**** Records for processing ****

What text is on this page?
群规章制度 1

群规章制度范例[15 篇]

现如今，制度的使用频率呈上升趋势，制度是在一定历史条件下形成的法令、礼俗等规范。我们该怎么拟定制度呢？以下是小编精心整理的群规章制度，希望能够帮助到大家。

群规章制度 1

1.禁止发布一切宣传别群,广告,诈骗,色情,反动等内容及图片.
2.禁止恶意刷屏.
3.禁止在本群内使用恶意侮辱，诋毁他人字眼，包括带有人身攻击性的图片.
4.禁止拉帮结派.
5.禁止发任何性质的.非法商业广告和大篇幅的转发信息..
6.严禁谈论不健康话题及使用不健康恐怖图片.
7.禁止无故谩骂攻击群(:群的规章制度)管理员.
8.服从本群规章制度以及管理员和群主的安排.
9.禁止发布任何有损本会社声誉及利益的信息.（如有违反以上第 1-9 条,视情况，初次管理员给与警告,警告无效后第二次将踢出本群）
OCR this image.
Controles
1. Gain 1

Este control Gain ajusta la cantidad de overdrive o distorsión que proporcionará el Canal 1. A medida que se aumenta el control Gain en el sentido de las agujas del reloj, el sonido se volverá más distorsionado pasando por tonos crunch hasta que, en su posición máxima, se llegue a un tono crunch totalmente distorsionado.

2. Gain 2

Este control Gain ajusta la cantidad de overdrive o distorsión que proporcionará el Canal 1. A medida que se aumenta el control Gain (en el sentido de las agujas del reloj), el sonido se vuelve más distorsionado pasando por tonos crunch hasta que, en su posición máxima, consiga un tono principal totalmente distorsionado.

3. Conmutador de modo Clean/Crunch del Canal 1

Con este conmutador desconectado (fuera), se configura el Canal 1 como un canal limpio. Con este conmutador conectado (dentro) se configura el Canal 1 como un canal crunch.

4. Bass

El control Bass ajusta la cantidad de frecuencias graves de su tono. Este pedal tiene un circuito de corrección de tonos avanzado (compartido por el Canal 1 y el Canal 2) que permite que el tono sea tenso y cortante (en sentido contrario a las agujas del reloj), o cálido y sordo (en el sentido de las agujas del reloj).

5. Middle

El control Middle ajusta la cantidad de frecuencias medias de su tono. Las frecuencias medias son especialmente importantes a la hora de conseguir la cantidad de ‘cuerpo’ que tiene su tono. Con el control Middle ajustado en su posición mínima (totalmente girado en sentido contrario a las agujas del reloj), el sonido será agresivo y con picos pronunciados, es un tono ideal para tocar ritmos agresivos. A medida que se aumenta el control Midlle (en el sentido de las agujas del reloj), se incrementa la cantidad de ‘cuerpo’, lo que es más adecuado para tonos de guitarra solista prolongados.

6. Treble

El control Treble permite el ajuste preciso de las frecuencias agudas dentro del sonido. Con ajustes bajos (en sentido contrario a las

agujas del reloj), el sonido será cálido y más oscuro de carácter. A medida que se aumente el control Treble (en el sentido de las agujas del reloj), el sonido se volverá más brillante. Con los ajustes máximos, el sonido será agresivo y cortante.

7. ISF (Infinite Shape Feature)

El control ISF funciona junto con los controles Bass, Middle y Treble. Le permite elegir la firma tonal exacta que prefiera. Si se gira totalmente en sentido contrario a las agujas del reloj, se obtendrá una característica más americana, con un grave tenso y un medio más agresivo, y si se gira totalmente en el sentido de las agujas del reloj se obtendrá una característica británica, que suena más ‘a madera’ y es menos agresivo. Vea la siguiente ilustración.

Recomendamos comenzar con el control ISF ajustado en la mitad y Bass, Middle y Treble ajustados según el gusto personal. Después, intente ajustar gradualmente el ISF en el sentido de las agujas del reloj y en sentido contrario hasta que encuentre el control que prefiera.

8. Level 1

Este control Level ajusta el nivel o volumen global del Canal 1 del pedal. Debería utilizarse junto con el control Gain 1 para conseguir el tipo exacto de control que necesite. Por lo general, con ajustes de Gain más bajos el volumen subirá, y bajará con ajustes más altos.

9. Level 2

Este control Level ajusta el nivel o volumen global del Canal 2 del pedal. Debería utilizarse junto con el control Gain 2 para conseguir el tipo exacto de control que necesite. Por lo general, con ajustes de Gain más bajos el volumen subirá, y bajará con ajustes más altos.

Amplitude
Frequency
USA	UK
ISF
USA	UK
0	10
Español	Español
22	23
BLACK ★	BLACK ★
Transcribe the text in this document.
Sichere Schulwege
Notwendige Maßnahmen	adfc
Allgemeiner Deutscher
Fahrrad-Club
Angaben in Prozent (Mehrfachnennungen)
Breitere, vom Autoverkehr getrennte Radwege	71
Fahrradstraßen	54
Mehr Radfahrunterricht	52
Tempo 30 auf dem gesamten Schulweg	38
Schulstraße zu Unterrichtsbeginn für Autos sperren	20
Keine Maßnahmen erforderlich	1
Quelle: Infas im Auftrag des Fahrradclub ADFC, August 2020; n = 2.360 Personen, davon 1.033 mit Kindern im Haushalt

****

**Written instruction**
Reproduce the lines word for word, starting at the one holding "Transcribe the text in this document." and ending at the final line of the material above.

**Output for this task**
Transcribe the text in this document.
Sichere Schulwege
Notwendige Maßnahmen	adfc
Allgemeiner Deutscher
Fahrrad-Club
Angaben in Prozent (Mehrfachnennungen)
Breitere, vom Autoverkehr getrennte Radwege	71
Fahrradstraßen	54
Mehr Radfahrunterricht	52
Tempo 30 auf dem gesamten Schulweg	38
Schulstraße zu Unterrichtsbeginn für Autos sperren	20
Keine Maßnahmen erforderlich	1
Quelle: Infas im Auftrag des Fahrradclub ADFC, August 2020; n = 2.360 Personen, davon 1.033 mit Kindern im Haushalt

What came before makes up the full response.